-- Start The data --
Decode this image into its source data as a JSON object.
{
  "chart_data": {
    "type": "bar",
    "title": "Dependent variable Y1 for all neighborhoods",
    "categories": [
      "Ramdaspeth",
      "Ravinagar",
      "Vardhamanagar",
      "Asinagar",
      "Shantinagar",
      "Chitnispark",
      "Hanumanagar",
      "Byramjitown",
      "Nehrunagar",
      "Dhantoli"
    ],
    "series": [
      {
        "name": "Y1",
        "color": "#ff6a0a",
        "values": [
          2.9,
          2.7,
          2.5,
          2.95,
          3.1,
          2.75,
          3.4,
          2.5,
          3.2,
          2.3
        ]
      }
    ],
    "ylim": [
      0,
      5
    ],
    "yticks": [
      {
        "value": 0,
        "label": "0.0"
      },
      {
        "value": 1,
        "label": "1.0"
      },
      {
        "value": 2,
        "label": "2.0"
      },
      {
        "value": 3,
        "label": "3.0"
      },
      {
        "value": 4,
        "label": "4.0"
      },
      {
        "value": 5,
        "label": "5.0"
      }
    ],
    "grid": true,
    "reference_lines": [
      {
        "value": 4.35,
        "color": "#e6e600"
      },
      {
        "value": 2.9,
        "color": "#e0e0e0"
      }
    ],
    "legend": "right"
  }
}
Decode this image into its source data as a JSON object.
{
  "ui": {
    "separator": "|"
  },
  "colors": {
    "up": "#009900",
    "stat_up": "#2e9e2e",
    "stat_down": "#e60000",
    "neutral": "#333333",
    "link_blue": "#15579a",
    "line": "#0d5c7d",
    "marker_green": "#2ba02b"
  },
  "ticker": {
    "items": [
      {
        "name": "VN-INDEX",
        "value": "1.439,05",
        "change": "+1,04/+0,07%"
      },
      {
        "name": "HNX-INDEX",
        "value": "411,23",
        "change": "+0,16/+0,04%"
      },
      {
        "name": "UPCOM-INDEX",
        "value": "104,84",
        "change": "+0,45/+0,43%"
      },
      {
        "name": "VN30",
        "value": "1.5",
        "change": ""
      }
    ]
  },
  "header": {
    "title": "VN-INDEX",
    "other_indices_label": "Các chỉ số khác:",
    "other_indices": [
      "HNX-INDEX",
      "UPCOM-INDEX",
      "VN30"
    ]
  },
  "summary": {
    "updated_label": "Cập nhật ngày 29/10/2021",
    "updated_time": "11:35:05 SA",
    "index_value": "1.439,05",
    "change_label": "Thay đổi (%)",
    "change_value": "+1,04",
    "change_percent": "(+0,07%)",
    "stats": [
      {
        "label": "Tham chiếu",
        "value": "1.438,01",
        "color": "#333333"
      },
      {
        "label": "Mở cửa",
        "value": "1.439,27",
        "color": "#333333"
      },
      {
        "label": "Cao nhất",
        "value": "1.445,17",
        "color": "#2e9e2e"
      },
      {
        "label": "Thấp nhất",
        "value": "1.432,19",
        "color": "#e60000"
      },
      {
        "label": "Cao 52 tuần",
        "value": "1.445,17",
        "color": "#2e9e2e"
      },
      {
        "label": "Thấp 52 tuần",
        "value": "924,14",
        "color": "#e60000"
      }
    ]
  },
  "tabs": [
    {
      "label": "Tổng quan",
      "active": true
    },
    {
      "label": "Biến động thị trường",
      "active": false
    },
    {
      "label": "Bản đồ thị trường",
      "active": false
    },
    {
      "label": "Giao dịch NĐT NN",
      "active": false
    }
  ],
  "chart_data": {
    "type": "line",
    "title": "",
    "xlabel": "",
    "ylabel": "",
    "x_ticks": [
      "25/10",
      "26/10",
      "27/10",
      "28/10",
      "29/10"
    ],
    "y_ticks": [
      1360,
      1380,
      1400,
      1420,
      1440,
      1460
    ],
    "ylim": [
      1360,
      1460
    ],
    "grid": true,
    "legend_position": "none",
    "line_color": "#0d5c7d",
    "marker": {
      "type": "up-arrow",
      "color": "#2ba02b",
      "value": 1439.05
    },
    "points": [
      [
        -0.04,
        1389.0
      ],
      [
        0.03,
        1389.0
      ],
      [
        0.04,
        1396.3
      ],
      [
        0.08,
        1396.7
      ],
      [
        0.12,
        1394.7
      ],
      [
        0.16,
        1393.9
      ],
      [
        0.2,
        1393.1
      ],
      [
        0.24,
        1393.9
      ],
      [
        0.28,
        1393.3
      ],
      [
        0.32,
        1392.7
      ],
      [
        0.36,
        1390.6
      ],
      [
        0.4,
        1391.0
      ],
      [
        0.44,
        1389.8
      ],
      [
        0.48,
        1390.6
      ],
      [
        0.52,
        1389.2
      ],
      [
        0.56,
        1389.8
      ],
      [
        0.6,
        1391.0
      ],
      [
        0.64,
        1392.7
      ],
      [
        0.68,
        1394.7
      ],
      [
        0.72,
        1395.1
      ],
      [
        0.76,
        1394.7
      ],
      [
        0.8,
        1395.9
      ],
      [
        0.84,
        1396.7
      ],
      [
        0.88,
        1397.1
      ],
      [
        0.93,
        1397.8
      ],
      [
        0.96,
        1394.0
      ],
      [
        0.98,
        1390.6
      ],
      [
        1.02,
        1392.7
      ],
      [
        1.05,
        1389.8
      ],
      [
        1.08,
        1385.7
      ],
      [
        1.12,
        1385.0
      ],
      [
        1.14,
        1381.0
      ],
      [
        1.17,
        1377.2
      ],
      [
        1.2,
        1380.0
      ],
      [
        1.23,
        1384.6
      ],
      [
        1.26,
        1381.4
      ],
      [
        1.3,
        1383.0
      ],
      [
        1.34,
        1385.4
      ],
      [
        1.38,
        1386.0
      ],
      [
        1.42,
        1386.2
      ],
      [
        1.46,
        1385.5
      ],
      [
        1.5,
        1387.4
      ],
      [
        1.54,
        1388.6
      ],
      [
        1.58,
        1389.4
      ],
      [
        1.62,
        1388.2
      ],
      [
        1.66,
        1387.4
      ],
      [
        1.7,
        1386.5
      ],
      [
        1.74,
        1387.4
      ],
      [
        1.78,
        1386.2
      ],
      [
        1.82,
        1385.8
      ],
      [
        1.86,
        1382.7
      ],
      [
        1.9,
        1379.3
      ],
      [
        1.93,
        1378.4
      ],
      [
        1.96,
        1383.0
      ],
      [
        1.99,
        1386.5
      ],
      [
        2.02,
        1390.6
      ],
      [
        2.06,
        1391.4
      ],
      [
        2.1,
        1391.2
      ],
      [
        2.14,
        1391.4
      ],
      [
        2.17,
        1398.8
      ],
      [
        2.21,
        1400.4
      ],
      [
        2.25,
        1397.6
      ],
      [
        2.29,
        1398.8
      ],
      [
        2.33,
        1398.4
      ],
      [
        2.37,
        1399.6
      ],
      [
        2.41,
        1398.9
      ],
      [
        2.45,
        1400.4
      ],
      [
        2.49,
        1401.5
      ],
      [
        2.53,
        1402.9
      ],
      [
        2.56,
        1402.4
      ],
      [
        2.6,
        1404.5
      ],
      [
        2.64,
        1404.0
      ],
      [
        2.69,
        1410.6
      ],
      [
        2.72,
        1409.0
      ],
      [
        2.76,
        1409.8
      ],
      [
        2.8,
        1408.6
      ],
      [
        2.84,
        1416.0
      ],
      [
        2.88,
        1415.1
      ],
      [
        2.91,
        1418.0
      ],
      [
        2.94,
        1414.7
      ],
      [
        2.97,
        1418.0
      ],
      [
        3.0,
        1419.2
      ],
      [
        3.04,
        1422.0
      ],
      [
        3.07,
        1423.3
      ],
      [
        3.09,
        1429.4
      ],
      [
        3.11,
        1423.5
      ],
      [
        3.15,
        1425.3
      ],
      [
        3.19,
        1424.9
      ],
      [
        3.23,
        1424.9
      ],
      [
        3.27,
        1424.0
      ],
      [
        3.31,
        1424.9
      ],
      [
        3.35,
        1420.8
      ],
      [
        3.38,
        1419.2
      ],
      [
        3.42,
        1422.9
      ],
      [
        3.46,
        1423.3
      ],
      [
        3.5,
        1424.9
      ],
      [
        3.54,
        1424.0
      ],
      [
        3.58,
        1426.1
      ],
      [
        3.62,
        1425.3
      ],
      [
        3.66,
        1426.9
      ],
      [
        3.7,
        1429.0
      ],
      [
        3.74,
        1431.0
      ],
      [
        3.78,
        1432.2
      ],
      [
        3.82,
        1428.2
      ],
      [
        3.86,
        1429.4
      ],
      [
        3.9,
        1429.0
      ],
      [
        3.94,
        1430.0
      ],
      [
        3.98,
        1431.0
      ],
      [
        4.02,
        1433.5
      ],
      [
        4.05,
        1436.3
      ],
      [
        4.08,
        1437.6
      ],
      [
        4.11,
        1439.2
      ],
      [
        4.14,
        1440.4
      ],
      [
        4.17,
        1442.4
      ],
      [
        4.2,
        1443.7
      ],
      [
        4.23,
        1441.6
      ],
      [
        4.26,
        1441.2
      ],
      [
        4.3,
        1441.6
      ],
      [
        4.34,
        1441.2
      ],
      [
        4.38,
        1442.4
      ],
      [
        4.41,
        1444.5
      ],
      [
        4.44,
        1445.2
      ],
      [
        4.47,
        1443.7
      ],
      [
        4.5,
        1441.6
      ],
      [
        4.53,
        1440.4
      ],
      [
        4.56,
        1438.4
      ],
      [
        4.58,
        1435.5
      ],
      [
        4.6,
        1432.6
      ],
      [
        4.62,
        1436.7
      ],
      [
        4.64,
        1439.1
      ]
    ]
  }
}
-- End The data --
## What the task asks
Track down the lines that include the word "name" and copy them.

## Answer to this task
        "name": "Y1",
        "name": "VN-INDEX",
        "name": "HNX-INDEX",
        "name": "UPCOM-INDEX",
        "name": "VN30",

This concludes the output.